Records from a dataset

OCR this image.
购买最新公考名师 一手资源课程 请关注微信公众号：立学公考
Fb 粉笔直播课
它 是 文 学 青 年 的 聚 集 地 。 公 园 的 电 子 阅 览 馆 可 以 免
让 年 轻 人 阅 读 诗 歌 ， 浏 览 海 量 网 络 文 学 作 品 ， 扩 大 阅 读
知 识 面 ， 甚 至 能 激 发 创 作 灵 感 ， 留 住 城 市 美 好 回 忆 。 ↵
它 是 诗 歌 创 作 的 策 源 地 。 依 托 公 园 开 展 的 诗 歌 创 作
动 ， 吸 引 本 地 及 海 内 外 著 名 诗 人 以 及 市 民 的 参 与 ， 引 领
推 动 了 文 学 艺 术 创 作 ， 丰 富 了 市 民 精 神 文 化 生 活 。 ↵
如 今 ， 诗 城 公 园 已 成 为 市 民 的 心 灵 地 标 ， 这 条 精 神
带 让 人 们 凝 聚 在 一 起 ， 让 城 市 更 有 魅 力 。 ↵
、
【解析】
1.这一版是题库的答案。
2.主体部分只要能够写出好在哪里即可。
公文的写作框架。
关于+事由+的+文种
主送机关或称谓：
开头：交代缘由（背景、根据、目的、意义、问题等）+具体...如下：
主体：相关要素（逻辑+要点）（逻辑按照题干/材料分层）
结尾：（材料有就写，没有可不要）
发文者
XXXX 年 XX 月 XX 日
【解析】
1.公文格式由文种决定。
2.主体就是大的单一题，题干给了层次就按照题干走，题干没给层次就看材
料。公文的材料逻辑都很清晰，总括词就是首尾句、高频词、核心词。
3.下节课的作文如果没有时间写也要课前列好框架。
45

__Aim of the exercise__. Give an exact copy of all the data shown above.

__Response to the task__.
OCR this image.
购买最新公考名师 一手资源课程 请关注微信公众号：立学公考
Fb 粉笔直播课
它 是 文 学 青 年 的 聚 集 地 。 公 园 的 电 子 阅 览 馆 可 以 免
让 年 轻 人 阅 读 诗 歌 ， 浏 览 海 量 网 络 文 学 作 品 ， 扩 大 阅 读
知 识 面 ， 甚 至 能 激 发 创 作 灵 感 ， 留 住 城 市 美 好 回 忆 。 ↵
它 是 诗 歌 创 作 的 策 源 地 。 依 托 公 园 开 展 的 诗 歌 创 作
动 ， 吸 引 本 地 及 海 内 外 著 名 诗 人 以 及 市 民 的 参 与 ， 引 领
推 动 了 文 学 艺 术 创 作 ， 丰 富 了 市 民 精 神 文 化 生 活 。 ↵
如 今 ， 诗 城 公 园 已 成 为 市 民 的 心 灵 地 标 ， 这 条 精 神
带 让 人 们 凝 聚 在 一 起 ， 让 城 市 更 有 魅 力 。 ↵
、
【解析】
1.这一版是题库的答案。
2.主体部分只要能够写出好在哪里即可。
公文的写作框架。
关于+事由+的+文种
主送机关或称谓：
开头：交代缘由（背景、根据、目的、意义、问题等）+具体...如下：
主体：相关要素（逻辑+要点）（逻辑按照题干/材料分层）
结尾：（材料有就写，没有可不要）
发文者
XXXX 年 XX 月 XX 日
【解析】
1.公文格式由文种决定。
2.主体就是大的单一题，题干给了层次就按照题干走，题干没给层次就看材
料。公文的材料逻辑都很清晰，总括词就是首尾句、高频词、核心词。
3.下节课的作文如果没有时间写也要课前列好框架。
45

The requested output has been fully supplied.